> **Exercise objective**
Below are the records; locate each line with the word "tanto" and copy it.

"""

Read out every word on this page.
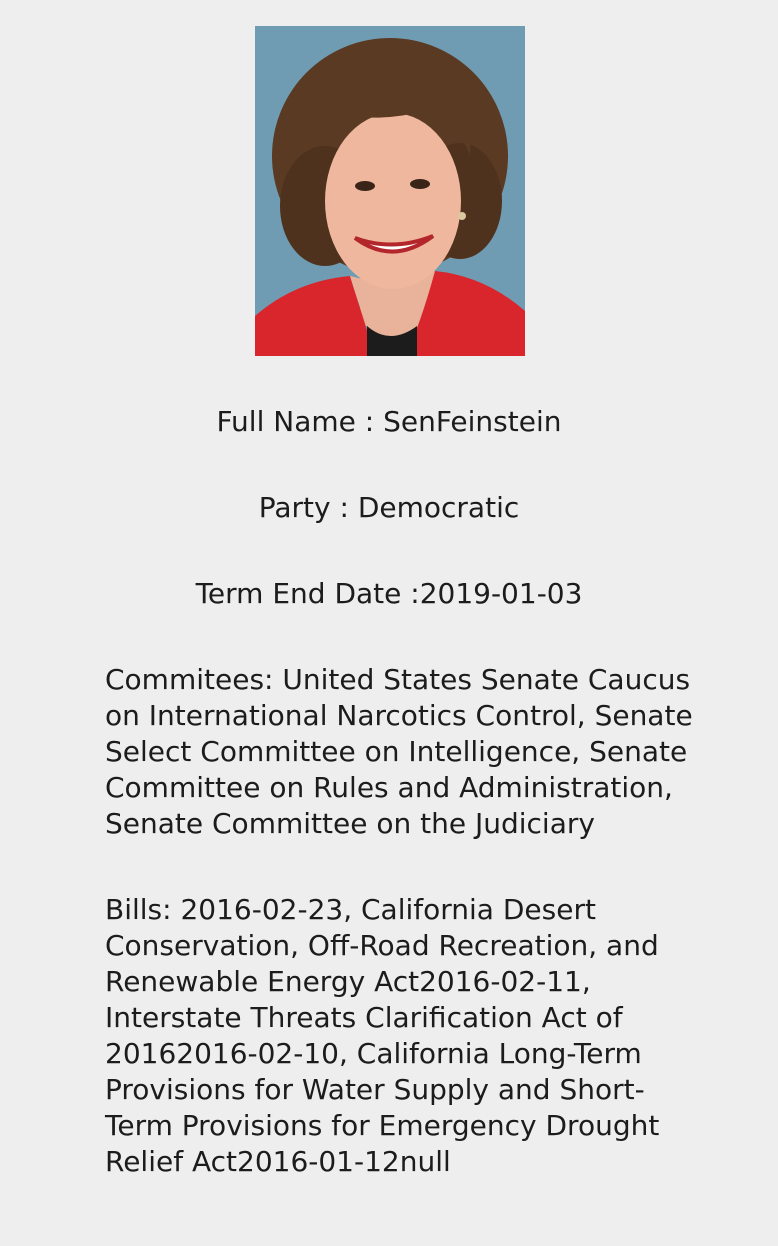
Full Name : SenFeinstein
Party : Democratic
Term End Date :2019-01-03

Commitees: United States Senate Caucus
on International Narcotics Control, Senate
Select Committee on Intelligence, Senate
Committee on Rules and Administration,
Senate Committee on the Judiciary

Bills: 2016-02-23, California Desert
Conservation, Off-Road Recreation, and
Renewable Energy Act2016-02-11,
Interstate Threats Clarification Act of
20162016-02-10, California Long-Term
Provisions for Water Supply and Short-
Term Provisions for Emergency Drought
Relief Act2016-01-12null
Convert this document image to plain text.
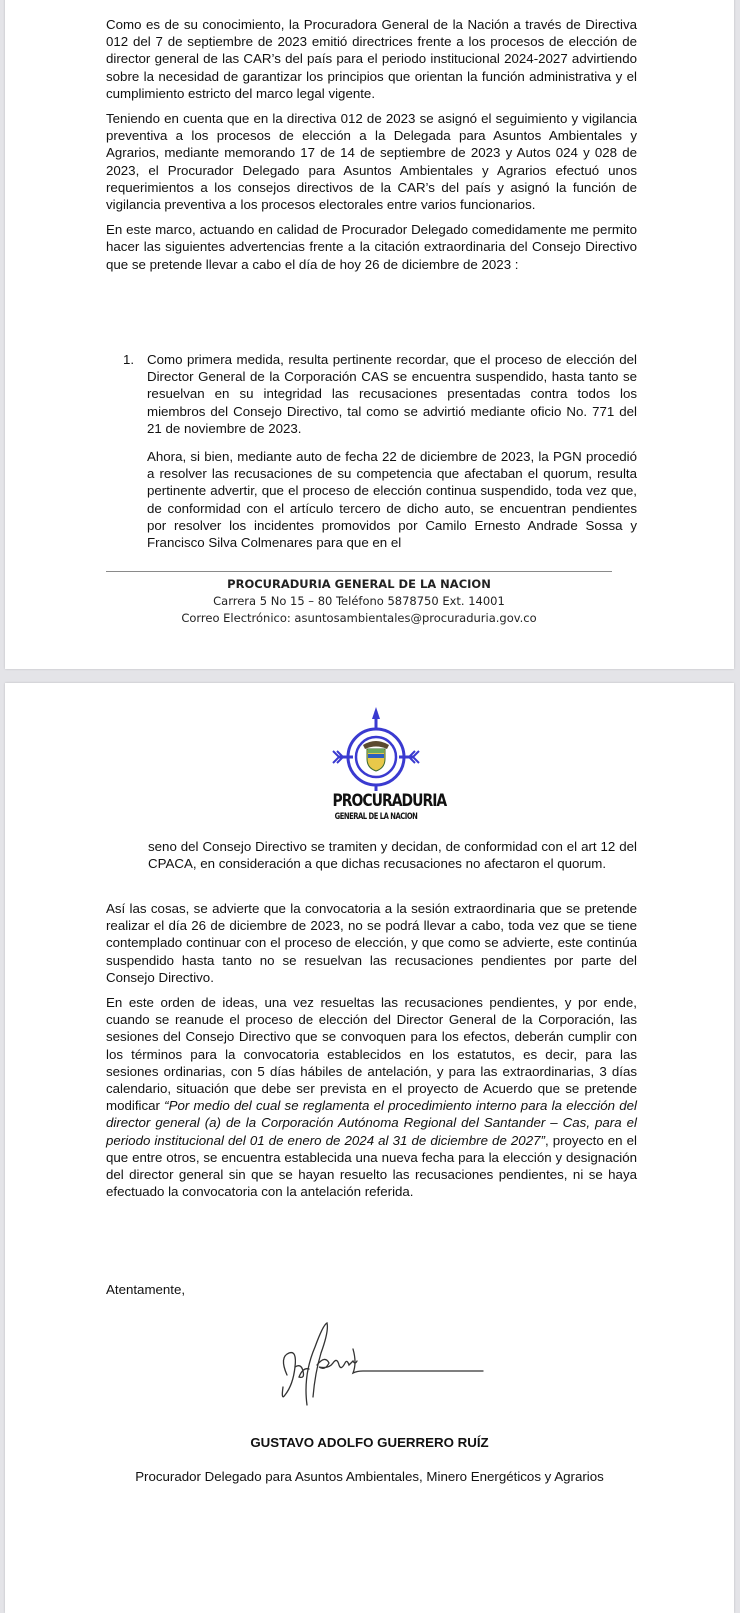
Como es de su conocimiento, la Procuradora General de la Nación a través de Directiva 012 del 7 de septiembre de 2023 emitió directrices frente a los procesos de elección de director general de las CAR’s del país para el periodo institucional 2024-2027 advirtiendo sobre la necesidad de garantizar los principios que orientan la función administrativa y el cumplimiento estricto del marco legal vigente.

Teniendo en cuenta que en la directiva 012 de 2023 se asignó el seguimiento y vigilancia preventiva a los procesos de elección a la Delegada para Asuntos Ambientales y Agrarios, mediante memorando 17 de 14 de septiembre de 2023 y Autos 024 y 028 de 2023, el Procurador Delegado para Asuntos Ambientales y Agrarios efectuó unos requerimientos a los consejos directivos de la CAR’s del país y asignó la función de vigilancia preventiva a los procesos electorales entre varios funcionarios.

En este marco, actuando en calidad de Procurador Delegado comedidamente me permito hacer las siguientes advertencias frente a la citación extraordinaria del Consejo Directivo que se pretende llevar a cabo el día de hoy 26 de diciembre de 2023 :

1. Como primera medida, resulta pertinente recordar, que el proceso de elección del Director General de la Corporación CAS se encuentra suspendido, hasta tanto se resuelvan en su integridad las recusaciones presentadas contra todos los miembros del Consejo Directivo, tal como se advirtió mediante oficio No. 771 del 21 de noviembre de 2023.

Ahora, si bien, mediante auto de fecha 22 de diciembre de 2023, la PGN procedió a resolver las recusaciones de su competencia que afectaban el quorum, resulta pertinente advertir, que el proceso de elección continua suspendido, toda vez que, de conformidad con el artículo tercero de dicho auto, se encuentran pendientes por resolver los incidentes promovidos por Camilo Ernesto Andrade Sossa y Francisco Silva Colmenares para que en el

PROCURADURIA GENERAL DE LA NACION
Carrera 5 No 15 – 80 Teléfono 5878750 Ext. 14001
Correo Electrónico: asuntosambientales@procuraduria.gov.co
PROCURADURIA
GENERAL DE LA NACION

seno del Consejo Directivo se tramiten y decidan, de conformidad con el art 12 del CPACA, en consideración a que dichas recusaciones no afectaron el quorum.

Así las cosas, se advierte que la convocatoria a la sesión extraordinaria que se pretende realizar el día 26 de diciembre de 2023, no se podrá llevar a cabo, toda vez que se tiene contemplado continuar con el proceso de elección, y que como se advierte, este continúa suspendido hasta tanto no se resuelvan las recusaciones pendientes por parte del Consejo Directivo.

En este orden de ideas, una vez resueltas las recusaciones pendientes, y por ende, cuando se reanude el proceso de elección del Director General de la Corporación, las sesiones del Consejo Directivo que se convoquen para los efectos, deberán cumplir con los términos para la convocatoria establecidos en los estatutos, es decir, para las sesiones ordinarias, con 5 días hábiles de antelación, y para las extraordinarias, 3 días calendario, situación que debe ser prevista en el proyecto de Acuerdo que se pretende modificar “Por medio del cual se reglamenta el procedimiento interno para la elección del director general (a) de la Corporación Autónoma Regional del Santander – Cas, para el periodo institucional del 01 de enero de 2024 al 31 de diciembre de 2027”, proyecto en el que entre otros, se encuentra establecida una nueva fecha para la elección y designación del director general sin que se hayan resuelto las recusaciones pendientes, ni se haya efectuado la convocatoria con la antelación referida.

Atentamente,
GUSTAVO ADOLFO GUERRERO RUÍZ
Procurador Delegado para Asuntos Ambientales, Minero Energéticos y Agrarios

"""
"""

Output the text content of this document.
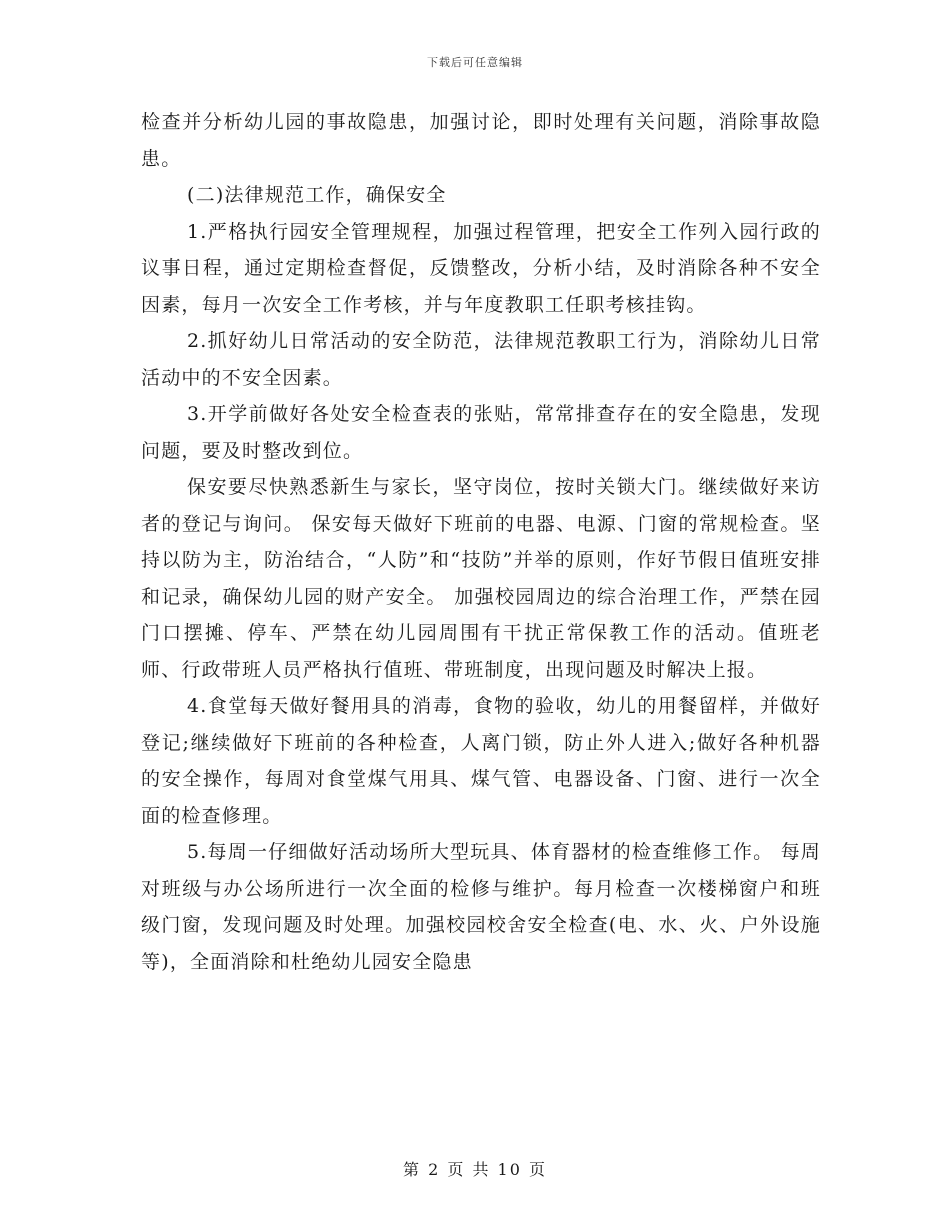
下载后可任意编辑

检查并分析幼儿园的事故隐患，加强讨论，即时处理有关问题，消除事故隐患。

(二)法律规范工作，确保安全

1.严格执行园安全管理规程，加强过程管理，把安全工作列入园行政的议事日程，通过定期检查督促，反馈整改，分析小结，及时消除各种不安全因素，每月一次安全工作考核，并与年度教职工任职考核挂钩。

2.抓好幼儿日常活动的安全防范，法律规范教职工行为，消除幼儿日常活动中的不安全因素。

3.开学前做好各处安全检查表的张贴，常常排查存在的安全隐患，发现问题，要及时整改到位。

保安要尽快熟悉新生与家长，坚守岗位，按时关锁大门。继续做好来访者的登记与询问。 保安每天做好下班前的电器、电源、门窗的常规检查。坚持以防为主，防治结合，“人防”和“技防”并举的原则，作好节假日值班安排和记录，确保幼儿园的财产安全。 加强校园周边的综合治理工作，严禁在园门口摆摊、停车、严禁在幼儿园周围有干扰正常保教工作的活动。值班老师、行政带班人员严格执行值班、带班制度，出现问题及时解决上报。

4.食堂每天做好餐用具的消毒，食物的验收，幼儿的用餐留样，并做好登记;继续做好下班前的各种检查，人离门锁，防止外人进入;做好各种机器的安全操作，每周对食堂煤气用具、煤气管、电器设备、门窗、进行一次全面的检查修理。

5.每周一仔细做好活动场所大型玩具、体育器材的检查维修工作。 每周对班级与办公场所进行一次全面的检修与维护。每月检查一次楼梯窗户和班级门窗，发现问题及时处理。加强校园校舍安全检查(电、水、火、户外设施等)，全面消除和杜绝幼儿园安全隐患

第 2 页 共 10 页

"""
"""

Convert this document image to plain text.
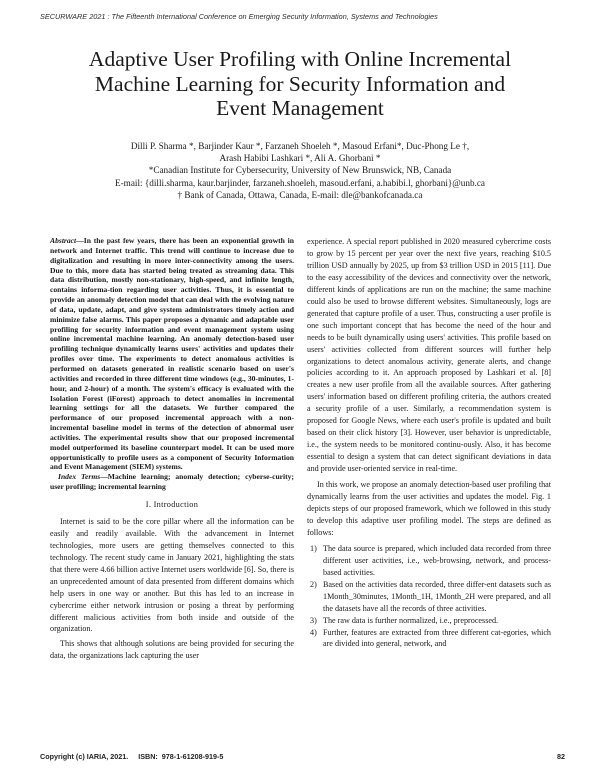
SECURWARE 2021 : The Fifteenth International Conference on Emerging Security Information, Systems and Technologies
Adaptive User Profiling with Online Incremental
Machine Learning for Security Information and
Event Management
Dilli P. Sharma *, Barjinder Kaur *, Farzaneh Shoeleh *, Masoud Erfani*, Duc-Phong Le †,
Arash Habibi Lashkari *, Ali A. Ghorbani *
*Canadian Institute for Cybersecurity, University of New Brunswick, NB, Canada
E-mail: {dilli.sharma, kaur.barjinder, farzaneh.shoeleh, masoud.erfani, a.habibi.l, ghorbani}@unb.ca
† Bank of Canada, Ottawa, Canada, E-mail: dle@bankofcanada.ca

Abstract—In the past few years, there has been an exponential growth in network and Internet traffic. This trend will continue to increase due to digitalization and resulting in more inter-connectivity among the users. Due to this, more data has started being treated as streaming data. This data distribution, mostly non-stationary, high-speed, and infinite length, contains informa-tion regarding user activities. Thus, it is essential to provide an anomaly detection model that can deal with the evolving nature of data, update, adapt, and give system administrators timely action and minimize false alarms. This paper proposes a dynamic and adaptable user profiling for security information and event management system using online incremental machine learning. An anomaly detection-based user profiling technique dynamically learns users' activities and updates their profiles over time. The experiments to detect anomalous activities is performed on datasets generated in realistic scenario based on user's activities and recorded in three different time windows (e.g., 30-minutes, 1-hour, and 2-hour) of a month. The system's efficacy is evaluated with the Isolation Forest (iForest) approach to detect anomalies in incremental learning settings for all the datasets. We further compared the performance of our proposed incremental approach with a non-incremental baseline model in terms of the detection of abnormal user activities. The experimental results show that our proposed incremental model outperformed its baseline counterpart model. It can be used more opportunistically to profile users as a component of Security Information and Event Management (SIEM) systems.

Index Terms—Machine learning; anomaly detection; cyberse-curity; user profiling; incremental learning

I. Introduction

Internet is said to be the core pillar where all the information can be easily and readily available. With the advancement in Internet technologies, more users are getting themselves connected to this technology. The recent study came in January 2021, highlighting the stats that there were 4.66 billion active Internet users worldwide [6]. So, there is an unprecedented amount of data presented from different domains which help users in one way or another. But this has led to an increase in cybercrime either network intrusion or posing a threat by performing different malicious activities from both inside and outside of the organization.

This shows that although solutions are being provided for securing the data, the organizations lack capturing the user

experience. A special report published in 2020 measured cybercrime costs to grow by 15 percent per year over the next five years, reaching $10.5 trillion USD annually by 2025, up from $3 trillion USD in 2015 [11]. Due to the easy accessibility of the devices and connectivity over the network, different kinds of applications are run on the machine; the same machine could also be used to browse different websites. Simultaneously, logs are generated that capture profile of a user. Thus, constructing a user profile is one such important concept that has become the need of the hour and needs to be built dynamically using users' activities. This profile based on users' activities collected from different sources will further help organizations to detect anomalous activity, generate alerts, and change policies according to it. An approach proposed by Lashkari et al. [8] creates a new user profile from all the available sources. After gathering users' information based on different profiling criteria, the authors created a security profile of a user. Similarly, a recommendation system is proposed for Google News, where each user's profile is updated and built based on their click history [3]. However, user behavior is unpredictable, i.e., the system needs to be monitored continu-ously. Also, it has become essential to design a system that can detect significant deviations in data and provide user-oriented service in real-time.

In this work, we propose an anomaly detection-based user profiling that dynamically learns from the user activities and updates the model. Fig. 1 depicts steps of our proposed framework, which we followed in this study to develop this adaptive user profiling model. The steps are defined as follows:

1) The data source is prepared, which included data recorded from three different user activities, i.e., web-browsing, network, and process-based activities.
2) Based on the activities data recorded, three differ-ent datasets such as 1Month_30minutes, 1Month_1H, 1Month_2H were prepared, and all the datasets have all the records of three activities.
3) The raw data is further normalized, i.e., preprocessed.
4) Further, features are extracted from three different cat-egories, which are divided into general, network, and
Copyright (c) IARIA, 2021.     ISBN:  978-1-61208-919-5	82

"""

> **Answer for this exercise**
1. Como primera medida, resulta pertinente recordar, que el proceso de elección del Director General de la Corporación CAS se encuentra suspendido, hasta tanto se resuelvan en su integridad las recusaciones presentadas contra todos los miembros del Consejo Directivo, tal como se advirtió mediante oficio No. 771 del 21 de noviembre de 2023.
Así las cosas, se advierte que la convocatoria a la sesión extraordinaria que se pretende realizar el día 26 de diciembre de 2023, no se podrá llevar a cabo, toda vez que se tiene contemplado continuar con el proceso de elección, y que como se advierte, este continúa suspendido hasta tanto no se resuelvan las recusaciones pendientes por parte del Consejo Directivo.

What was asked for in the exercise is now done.